## [Objective]
Give back each entry unchanged, minus pictures.

## [Task material]

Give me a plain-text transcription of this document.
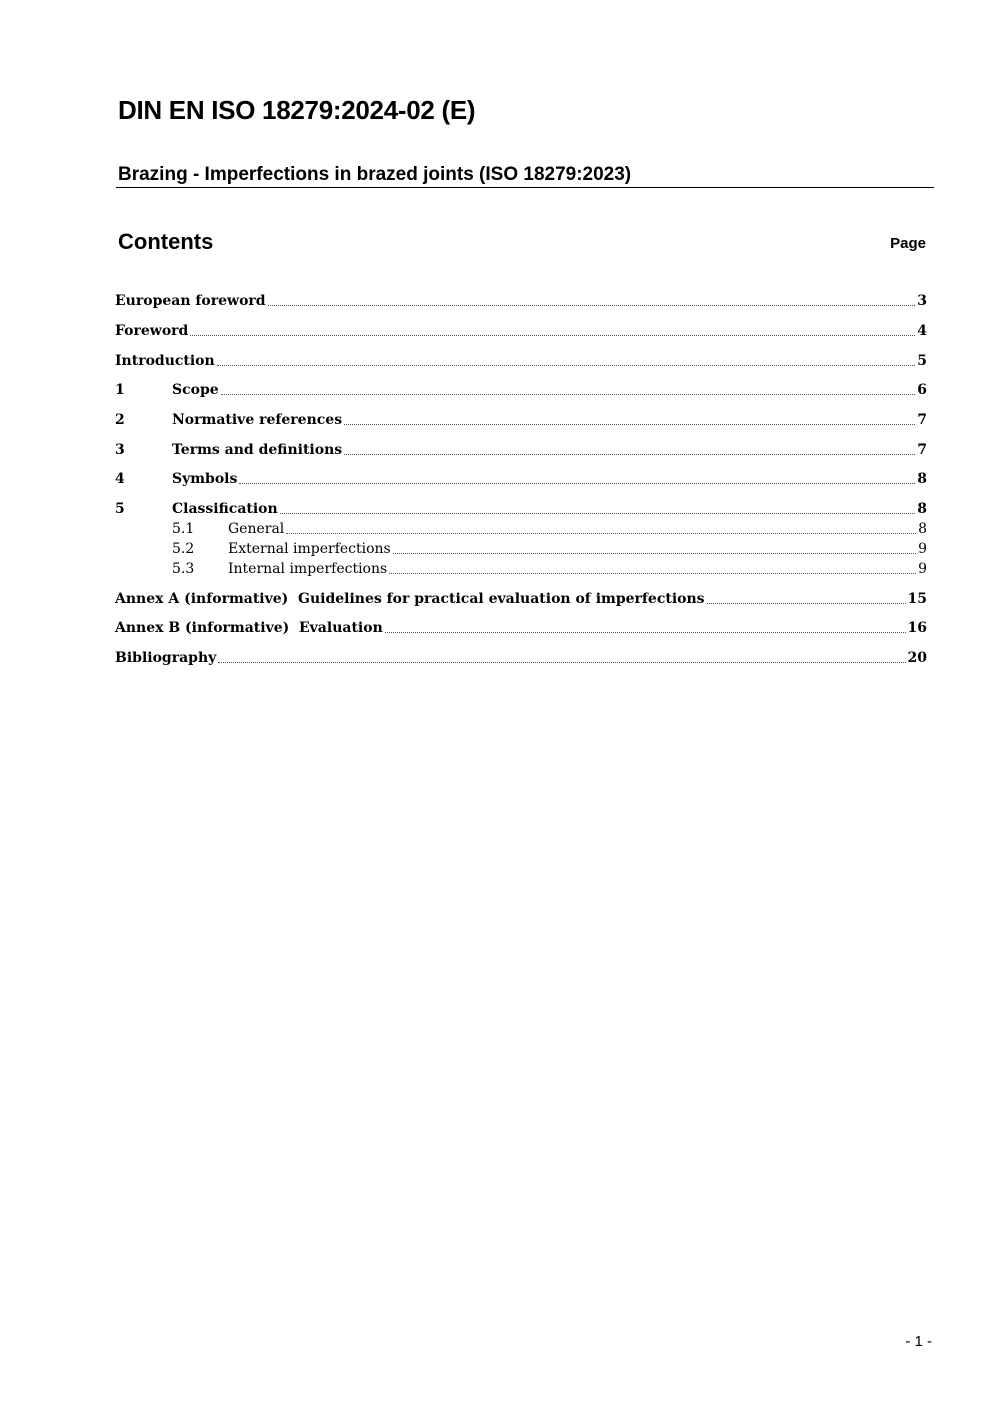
DIN EN ISO 18279:2024-02 (E)
Brazing - Imperfections in brazed joints (ISO 18279:2023)
Contents	Page
European foreword	3
Foreword	4
Introduction	5
1	Scope	6
2	Normative references	7
3	Terms and definitions	7
4	Symbols	8
5	Classification	8
5.1	General	8
5.2	External imperfections	9
5.3	Internal imperfections	9
Annex A (informative)  Guidelines for practical evaluation of imperfections	15
Annex B (informative)  Evaluation	16
Bibliography	20
- 1 -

## [Exercise result]
Give me a plain-text transcription of this document.
DIN EN ISO 18279:2024-02 (E)
Brazing - Imperfections in brazed joints (ISO 18279:2023)
Contents	Page
European foreword	3
Foreword	4
Introduction	5
1	Scope	6
2	Normative references	7
3	Terms and definitions	7
4	Symbols	8
5	Classification	8
5.1	General	8
5.2	External imperfections	9
5.3	Internal imperfections	9
Annex A (informative)  Guidelines for practical evaluation of imperfections	15
Annex B (informative)  Evaluation	16
Bibliography	20
- 1 -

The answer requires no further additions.